**Given problem**
Rewrite every line of the records below as a JSON list of strings, one string per line, leaving out blank lines.

* * *

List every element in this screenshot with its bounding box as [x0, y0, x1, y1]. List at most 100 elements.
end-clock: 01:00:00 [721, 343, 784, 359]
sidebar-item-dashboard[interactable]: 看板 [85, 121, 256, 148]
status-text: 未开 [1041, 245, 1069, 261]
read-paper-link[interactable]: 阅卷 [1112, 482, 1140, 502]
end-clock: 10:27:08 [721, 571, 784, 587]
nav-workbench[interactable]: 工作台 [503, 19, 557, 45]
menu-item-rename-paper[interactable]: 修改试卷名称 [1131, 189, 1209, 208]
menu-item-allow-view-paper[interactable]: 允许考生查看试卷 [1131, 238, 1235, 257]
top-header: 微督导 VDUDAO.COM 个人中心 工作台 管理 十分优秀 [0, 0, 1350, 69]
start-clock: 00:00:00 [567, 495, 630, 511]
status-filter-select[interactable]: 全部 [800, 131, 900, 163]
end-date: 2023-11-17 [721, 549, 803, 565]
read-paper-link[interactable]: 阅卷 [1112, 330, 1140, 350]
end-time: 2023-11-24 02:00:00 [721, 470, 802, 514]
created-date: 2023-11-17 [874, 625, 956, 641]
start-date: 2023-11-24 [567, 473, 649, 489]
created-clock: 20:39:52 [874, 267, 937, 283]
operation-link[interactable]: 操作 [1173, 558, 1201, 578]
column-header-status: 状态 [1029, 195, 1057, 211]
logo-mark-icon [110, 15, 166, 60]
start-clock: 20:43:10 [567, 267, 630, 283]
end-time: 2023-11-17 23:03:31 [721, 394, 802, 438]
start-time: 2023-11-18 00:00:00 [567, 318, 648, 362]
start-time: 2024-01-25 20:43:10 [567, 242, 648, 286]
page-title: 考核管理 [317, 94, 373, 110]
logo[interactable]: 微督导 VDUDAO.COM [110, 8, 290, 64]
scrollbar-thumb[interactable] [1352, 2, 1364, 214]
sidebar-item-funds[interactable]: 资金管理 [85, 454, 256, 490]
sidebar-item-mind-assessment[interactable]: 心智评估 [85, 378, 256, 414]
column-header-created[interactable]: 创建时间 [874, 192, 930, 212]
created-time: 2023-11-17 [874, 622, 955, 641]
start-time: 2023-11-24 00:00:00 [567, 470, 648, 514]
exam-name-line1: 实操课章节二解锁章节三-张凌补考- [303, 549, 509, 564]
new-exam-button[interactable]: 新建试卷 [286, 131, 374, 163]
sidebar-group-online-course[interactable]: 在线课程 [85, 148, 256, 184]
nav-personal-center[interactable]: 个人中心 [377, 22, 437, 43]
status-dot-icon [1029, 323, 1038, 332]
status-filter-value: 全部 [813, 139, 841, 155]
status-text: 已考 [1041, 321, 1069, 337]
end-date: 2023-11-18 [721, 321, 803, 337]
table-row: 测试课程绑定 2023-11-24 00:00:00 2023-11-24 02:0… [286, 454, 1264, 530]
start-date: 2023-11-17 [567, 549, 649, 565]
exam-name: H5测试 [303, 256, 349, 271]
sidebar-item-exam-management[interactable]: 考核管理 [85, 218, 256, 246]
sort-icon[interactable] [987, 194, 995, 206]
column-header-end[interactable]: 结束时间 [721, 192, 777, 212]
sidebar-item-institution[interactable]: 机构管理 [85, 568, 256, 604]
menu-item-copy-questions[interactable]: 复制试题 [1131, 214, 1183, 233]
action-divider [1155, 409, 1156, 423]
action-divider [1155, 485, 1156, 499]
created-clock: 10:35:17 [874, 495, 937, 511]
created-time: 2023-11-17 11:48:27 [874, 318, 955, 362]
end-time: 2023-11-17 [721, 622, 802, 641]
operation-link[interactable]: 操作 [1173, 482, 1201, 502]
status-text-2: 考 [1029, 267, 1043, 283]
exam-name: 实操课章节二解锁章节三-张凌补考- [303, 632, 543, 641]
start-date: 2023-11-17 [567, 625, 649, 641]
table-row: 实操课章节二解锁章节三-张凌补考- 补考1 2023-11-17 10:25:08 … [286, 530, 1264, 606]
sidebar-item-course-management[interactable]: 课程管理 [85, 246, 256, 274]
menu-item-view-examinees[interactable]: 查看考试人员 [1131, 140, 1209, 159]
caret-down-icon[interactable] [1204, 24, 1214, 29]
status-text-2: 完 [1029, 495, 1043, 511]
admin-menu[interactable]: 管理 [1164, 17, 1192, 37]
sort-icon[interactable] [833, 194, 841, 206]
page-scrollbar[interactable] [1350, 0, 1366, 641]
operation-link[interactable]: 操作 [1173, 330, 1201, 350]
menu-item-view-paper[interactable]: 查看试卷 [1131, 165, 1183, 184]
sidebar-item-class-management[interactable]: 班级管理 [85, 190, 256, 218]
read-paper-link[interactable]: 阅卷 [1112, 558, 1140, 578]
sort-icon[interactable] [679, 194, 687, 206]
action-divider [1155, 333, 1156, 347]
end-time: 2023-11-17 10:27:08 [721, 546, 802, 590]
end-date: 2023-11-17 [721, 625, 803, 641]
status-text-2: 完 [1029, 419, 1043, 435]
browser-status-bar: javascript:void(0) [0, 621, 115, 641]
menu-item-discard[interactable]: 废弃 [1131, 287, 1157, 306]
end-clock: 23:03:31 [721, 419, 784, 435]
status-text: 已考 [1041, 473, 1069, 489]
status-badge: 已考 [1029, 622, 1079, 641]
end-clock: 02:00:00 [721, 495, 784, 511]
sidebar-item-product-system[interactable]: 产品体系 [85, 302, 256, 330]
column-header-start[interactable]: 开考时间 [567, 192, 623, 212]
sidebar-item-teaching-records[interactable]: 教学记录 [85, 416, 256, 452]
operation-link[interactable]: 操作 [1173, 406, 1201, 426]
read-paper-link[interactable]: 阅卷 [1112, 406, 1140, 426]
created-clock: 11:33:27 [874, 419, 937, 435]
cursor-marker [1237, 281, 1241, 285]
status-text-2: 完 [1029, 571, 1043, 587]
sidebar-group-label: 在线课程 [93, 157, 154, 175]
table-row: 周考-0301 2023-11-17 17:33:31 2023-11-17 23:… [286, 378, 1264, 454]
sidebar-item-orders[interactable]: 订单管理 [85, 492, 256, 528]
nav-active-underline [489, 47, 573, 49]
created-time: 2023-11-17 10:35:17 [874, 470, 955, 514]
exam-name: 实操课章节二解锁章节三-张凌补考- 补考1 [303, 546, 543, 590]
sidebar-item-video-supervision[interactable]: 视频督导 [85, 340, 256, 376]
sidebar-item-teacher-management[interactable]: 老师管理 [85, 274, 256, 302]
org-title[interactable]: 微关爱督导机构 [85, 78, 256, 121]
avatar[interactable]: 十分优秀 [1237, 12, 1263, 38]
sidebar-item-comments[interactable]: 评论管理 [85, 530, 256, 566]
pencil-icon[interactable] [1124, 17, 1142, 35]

* * *

**Exercise result**
[
  "List every element in this screenshot with its bounding box as [x0, y0, x1, y1]. List at most 100 elements.",
  "end-clock: 01:00:00 [721, 343, 784, 359]",
  "sidebar-item-dashboard[interactable]: 看板 [85, 121, 256, 148]",
  "status-text: 未开 [1041, 245, 1069, 261]",
  "read-paper-link[interactable]: 阅卷 [1112, 482, 1140, 502]",
  "end-clock: 10:27:08 [721, 571, 784, 587]",
  "nav-workbench[interactable]: 工作台 [503, 19, 557, 45]",
  "menu-item-rename-paper[interactable]: 修改试卷名称 [1131, 189, 1209, 208]",
  "menu-item-allow-view-paper[interactable]: 允许考生查看试卷 [1131, 238, 1235, 257]",
  "top-header: 微督导 VDUDAO.COM 个人中心 工作台 管理 十分优秀 [0, 0, 1350, 69]",
  "start-clock: 00:00:00 [567, 495, 630, 511]",
  "status-filter-select[interactable]: 全部 [800, 131, 900, 163]",
  "end-date: 2023-11-17 [721, 549, 803, 565]",
  "read-paper-link[interactable]: 阅卷 [1112, 330, 1140, 350]",
  "end-time: 2023-11-24 02:00:00 [721, 470, 802, 514]",
  "created-date: 2023-11-17 [874, 625, 956, 641]",
  "start-date: 2023-11-24 [567, 473, 649, 489]",
  "created-clock: 20:39:52 [874, 267, 937, 283]",
  "operation-link[interactable]: 操作 [1173, 558, 1201, 578]",
  "column-header-status: 状态 [1029, 195, 1057, 211]",
  "logo-mark-icon [110, 15, 166, 60]",
  "start-clock: 20:43:10 [567, 267, 630, 283]",
  "end-time: 2023-11-17 23:03:31 [721, 394, 802, 438]",
  "start-time: 2023-11-18 00:00:00 [567, 318, 648, 362]",
  "start-time: 2024-01-25 20:43:10 [567, 242, 648, 286]",
  "page-title: 考核管理 [317, 94, 373, 110]",
  "logo[interactable]: 微督导 VDUDAO.COM [110, 8, 290, 64]",
  "scrollbar-thumb[interactable] [1352, 2, 1364, 214]",
  "sidebar-item-funds[interactable]: 资金管理 [85, 454, 256, 490]",
  "sidebar-item-mind-assessment[interactable]: 心智评估 [85, 378, 256, 414]",
  "column-header-created[interactable]: 创建时间 [874, 192, 930, 212]",
  "created-time: 2023-11-17 [874, 622, 955, 641]",
  "start-time: 2023-11-24 00:00:00 [567, 470, 648, 514]",
  "exam-name-line1: 实操课章节二解锁章节三-张凌补考- [303, 549, 509, 564]",
  "new-exam-button[interactable]: 新建试卷 [286, 131, 374, 163]",
  "sidebar-group-online-course[interactable]: 在线课程 [85, 148, 256, 184]",
  "nav-personal-center[interactable]: 个人中心 [377, 22, 437, 43]",
  "status-dot-icon [1029, 323, 1038, 332]",
  "status-filter-value: 全部 [813, 139, 841, 155]",
  "status-text: 已考 [1041, 321, 1069, 337]",
  "end-date: 2023-11-18 [721, 321, 803, 337]",
  "table-row: 测试课程绑定 2023-11-24 00:00:00 2023-11-24 02:0… [286, 454, 1264, 530]",
  "start-date: 2023-11-17 [567, 549, 649, 565]",
  "exam-name: H5测试 [303, 256, 349, 271]",
  "sidebar-item-exam-management[interactable]: 考核管理 [85, 218, 256, 246]",
  "sort-icon[interactable] [987, 194, 995, 206]",
  "column-header-end[interactable]: 结束时间 [721, 192, 777, 212]",
  "sidebar-item-institution[interactable]: 机构管理 [85, 568, 256, 604]",
  "menu-item-copy-questions[interactable]: 复制试题 [1131, 214, 1183, 233]",
  "action-divider [1155, 409, 1156, 423]",
  "action-divider [1155, 485, 1156, 499]",
  "created-clock: 10:35:17 [874, 495, 937, 511]",
  "created-time: 2023-11-17 11:48:27 [874, 318, 955, 362]",
  "end-time: 2023-11-17 [721, 622, 802, 641]",
  "operation-link[interactable]: 操作 [1173, 482, 1201, 502]",
  "status-text-2: 考 [1029, 267, 1043, 283]",
  "exam-name: 实操课章节二解锁章节三-张凌补考- [303, 632, 543, 641]",
  "start-date: 2023-11-17 [567, 625, 649, 641]",
  "table-row: 实操课章节二解锁章节三-张凌补考- 补考1 2023-11-17 10:25:08 … [286, 530, 1264, 606]",
  "sidebar-item-course-management[interactable]: 课程管理 [85, 246, 256, 274]",
  "menu-item-view-examinees[interactable]: 查看考试人员 [1131, 140, 1209, 159]",
  "caret-down-icon[interactable] [1204, 24, 1214, 29]",
  "status-text-2: 完 [1029, 495, 1043, 511]",
  "admin-menu[interactable]: 管理 [1164, 17, 1192, 37]",
  "sort-icon[interactable] [833, 194, 841, 206]",
  "page-scrollbar[interactable] [1350, 0, 1366, 641]",
  "operation-link[interactable]: 操作 [1173, 330, 1201, 350]",
  "menu-item-view-paper[interactable]: 查看试卷 [1131, 165, 1183, 184]",
  "sidebar-item-class-management[interactable]: 班级管理 [85, 190, 256, 218]",
  "read-paper-link[interactable]: 阅卷 [1112, 558, 1140, 578]",
  "sort-icon[interactable] [679, 194, 687, 206]",
  "action-divider [1155, 333, 1156, 347]",
  "end-time: 2023-11-17 10:27:08 [721, 546, 802, 590]",
  "end-date: 2023-11-17 [721, 625, 803, 641]",
  "status-text-2: 完 [1029, 419, 1043, 435]",
  "browser-status-bar: javascript:void(0) [0, 621, 115, 641]",
  "menu-item-discard[interactable]: 废弃 [1131, 287, 1157, 306]",
  "end-clock: 23:03:31 [721, 419, 784, 435]",
  "status-text: 已考 [1041, 473, 1069, 489]",
  "status-badge: 已考 [1029, 622, 1079, 641]",
  "end-clock: 02:00:00 [721, 495, 784, 511]",
  "sidebar-item-product-system[interactable]: 产品体系 [85, 302, 256, 330]",
  "column-header-start[interactable]: 开考时间 [567, 192, 623, 212]",
  "sidebar-item-teaching-records[interactable]: 教学记录 [85, 416, 256, 452]",
  "operation-link[interactable]: 操作 [1173, 406, 1201, 426]",
  "read-paper-link[interactable]: 阅卷 [1112, 406, 1140, 426]",
  "created-clock: 11:33:27 [874, 419, 937, 435]",
  "cursor-marker [1237, 281, 1241, 285]",
  "status-text-2: 完 [1029, 571, 1043, 587]",
  "sidebar-group-label: 在线课程 [93, 157, 154, 175]",
  "table-row: 周考-0301 2023-11-17 17:33:31 2023-11-17 23:… [286, 378, 1264, 454]",
  "sidebar-item-orders[interactable]: 订单管理 [85, 492, 256, 528]",
  "nav-active-underline [489, 47, 573, 49]",
  "created-time: 2023-11-17 10:35:17 [874, 470, 955, 514]",
  "exam-name: 实操课章节二解锁章节三-张凌补考- 补考1 [303, 546, 543, 590]",
  "sidebar-item-video-supervision[interactable]: 视频督导 [85, 340, 256, 376]",
  "sidebar-item-teacher-management[interactable]: 老师管理 [85, 274, 256, 302]",
  "org-title[interactable]: 微关爱督导机构 [85, 78, 256, 121]",
  "avatar[interactable]: 十分优秀 [1237, 12, 1263, 38]",
  "sidebar-item-comments[interactable]: 评论管理 [85, 530, 256, 566]",
  "pencil-icon[interactable] [1124, 17, 1142, 35]"
]